== Provided entries

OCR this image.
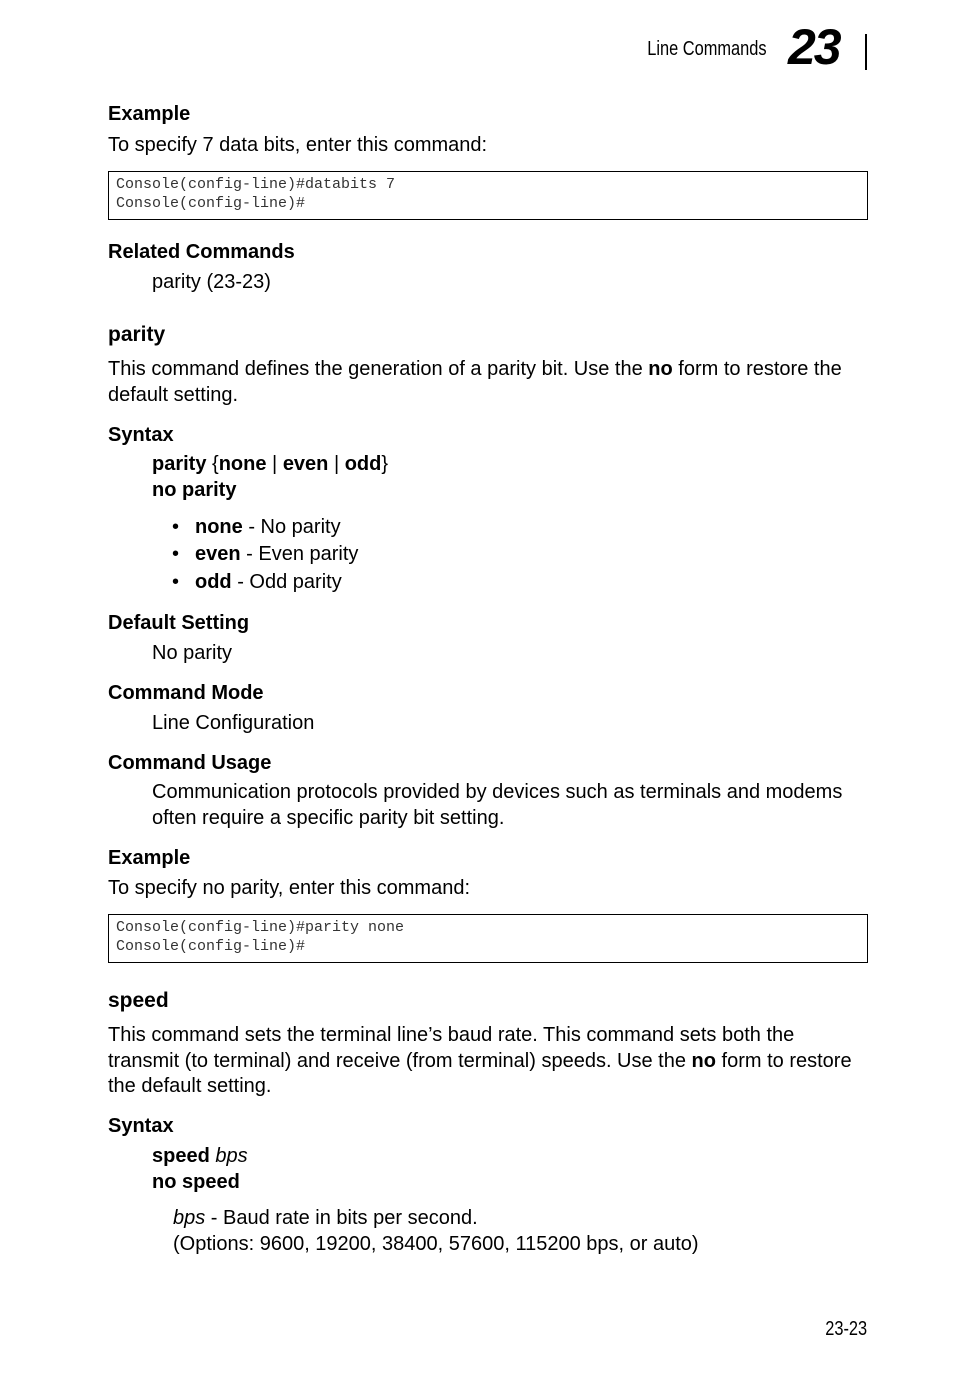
Line Commands 23
Example
To specify 7 data bits, enter this command:
Console(config-line)#databits 7
Console(config-line)#
Related Commands
parity (23-23)
parity
This command defines the generation of a parity bit. Use the no form to restore the default setting.
Syntax
parity {none | even | odd}
no parity
• none - No parity
• even - Even parity
• odd - Odd parity
Default Setting
No parity
Command Mode
Line Configuration
Command Usage
Communication protocols provided by devices such as terminals and modems often require a specific parity bit setting.
Example
To specify no parity, enter this command:
Console(config-line)#parity none
Console(config-line)#
speed
This command sets the terminal line’s baud rate. This command sets both the transmit (to terminal) and receive (from terminal) speeds. Use the no form to restore the default setting.
Syntax
speed bps
no speed
bps - Baud rate in bits per second.
(Options: 9600, 19200, 38400, 57600, 115200 bps, or auto)
23-23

====

◆ **Problem description**: Give the number of lines in the material above that have the word "specify" in them, and nothing more.

◆ **Full answer**: 2